> THE PROBLEM
Collect every line below that contains the word "Convert".

> RECORDS FOR THE EXERCISE
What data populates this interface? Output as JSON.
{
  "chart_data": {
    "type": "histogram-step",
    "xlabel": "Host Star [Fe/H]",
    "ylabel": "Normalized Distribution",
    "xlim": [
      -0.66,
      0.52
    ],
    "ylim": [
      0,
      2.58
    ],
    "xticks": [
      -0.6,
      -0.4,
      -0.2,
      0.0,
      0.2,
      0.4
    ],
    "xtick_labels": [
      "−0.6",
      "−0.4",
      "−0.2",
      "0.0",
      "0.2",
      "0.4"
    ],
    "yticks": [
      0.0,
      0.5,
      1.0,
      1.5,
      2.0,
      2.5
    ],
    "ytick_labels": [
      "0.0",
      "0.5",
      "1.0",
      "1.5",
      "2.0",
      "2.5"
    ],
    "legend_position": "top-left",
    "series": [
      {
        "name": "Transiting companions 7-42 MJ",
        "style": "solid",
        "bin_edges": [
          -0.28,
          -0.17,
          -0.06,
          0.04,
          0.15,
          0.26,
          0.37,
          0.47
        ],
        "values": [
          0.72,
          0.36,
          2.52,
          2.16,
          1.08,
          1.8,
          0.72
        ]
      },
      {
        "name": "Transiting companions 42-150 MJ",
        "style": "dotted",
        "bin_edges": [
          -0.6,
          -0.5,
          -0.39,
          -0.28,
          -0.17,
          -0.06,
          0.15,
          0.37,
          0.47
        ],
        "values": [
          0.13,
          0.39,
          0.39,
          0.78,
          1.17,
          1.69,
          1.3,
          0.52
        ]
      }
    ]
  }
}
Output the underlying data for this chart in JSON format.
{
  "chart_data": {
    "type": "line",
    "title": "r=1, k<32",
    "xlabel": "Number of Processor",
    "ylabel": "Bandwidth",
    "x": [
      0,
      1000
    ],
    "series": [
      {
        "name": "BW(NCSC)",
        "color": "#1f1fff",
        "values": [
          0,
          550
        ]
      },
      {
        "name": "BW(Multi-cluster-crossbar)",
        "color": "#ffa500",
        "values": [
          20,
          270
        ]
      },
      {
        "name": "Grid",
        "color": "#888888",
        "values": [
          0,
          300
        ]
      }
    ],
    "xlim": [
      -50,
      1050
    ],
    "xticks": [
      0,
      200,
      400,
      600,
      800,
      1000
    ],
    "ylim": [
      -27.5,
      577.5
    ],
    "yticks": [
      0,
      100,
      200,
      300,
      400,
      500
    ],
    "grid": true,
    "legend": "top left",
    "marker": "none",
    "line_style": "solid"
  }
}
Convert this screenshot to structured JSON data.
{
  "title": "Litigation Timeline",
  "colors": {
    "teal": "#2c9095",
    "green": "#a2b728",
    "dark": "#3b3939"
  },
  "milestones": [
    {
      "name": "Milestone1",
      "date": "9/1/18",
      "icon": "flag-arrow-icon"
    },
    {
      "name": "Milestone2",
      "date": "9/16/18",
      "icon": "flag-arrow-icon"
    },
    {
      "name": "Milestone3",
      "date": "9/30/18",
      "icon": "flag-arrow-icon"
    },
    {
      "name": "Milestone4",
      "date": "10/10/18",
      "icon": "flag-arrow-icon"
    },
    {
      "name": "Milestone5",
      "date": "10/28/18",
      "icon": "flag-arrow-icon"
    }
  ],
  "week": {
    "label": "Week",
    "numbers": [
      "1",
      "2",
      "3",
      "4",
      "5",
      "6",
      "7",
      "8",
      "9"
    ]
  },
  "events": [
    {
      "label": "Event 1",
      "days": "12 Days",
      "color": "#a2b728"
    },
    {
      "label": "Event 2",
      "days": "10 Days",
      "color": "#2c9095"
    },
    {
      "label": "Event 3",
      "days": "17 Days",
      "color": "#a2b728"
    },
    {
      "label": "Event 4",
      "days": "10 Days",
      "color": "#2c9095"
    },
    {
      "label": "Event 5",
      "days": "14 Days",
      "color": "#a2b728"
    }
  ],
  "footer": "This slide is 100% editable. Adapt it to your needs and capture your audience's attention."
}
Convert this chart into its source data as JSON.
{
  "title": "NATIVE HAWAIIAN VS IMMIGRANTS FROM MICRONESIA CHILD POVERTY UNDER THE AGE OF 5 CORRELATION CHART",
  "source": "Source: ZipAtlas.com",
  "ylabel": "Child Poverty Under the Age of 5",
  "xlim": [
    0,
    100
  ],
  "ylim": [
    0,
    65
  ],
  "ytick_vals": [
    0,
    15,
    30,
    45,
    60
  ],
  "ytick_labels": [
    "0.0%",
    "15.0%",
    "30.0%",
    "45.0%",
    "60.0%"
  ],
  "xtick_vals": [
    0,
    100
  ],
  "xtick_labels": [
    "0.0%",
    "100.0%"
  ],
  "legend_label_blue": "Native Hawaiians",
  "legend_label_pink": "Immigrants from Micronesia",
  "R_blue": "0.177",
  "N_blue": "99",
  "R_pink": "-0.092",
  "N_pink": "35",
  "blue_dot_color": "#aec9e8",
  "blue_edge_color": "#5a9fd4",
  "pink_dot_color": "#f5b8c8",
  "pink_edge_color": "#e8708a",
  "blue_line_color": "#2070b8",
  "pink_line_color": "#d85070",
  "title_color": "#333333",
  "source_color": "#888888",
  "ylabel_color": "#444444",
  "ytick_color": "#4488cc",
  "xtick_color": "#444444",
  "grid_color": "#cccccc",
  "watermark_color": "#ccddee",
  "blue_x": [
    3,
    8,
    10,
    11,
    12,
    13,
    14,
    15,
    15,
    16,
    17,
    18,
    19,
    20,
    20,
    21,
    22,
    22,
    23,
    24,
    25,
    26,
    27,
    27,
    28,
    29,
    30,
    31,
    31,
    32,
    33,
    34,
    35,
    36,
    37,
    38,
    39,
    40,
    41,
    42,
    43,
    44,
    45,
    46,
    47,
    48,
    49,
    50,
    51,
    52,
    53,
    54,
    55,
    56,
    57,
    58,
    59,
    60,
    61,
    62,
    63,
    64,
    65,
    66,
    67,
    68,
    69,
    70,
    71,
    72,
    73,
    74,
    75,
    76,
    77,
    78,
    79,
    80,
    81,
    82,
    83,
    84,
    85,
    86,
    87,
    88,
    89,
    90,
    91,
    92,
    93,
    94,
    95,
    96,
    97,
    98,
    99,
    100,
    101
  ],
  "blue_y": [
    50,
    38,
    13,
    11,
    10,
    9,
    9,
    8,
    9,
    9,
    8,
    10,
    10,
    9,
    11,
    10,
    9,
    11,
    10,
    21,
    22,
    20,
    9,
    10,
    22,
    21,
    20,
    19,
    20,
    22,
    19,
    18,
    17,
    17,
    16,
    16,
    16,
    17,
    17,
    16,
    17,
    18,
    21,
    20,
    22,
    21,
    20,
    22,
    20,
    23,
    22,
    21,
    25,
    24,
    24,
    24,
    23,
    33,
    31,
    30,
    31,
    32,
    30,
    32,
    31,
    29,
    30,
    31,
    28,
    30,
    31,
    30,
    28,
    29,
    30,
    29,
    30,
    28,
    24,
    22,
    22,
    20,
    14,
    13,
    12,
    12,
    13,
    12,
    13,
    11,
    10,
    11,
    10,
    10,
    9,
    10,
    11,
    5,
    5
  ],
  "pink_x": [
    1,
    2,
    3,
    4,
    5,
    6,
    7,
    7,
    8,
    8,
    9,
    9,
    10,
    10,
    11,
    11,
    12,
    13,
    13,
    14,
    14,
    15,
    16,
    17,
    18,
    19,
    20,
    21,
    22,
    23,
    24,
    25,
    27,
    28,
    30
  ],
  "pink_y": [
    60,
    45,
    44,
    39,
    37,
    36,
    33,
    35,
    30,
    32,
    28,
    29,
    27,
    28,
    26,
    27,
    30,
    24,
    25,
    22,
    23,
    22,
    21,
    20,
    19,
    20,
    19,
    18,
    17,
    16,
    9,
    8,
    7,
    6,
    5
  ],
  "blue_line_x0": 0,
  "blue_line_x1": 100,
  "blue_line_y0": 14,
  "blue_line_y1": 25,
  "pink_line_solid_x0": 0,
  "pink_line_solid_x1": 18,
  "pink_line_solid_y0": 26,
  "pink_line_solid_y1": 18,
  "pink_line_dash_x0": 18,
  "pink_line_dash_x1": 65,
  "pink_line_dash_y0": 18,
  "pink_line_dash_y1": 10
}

> ANSWER TO THIS PROBLEM
Convert this screenshot to structured JSON data.
Convert this chart into its source data as JSON.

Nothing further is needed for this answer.